Stored records:
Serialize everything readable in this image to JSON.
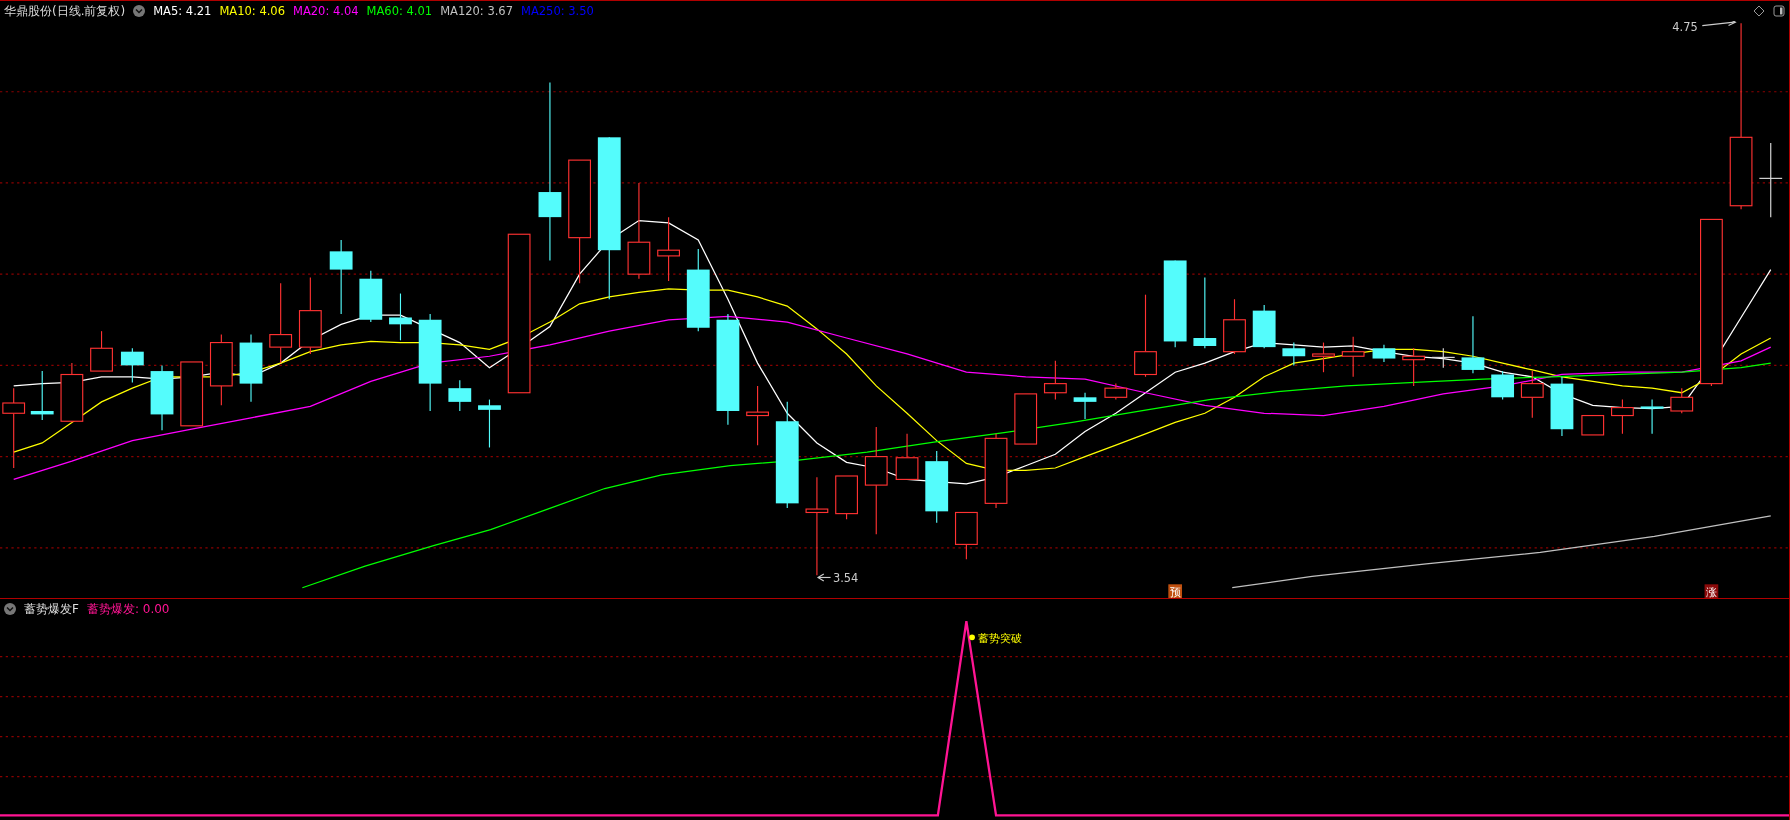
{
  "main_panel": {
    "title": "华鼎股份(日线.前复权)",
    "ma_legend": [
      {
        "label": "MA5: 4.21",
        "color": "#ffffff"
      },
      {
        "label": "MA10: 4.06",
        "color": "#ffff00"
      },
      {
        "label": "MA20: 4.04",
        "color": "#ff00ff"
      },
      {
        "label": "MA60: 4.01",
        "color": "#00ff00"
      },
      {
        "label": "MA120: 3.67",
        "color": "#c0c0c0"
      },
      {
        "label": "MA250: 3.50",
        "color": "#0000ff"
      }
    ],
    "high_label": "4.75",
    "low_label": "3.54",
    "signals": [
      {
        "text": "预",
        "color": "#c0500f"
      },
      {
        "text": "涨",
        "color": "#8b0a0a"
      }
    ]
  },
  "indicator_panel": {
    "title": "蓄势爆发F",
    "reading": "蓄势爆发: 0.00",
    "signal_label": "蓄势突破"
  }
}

==

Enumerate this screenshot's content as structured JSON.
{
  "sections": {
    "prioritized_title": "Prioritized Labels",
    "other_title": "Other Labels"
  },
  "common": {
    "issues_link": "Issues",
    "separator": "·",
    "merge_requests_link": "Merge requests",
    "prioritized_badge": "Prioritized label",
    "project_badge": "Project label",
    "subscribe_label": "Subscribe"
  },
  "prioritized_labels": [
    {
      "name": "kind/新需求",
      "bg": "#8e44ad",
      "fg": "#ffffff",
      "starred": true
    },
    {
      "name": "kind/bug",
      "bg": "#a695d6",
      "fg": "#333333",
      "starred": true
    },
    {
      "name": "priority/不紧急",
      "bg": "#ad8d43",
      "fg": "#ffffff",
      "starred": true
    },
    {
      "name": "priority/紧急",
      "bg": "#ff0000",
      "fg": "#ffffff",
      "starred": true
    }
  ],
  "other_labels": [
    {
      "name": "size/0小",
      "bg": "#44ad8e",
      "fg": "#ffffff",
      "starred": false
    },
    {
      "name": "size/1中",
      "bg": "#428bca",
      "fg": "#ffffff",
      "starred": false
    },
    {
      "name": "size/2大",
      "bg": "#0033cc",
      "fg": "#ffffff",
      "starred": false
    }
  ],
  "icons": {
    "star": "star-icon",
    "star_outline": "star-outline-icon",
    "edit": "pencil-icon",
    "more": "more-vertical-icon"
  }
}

Objective >> Track down all lines above with the string "name" and copy them.

Exercise result >>
      "name": "kind/新需求",
      "name": "kind/bug",
      "name": "priority/不紧急",
      "name": "priority/紧急",
      "name": "size/0小",
      "name": "size/1中",
      "name": "size/2大",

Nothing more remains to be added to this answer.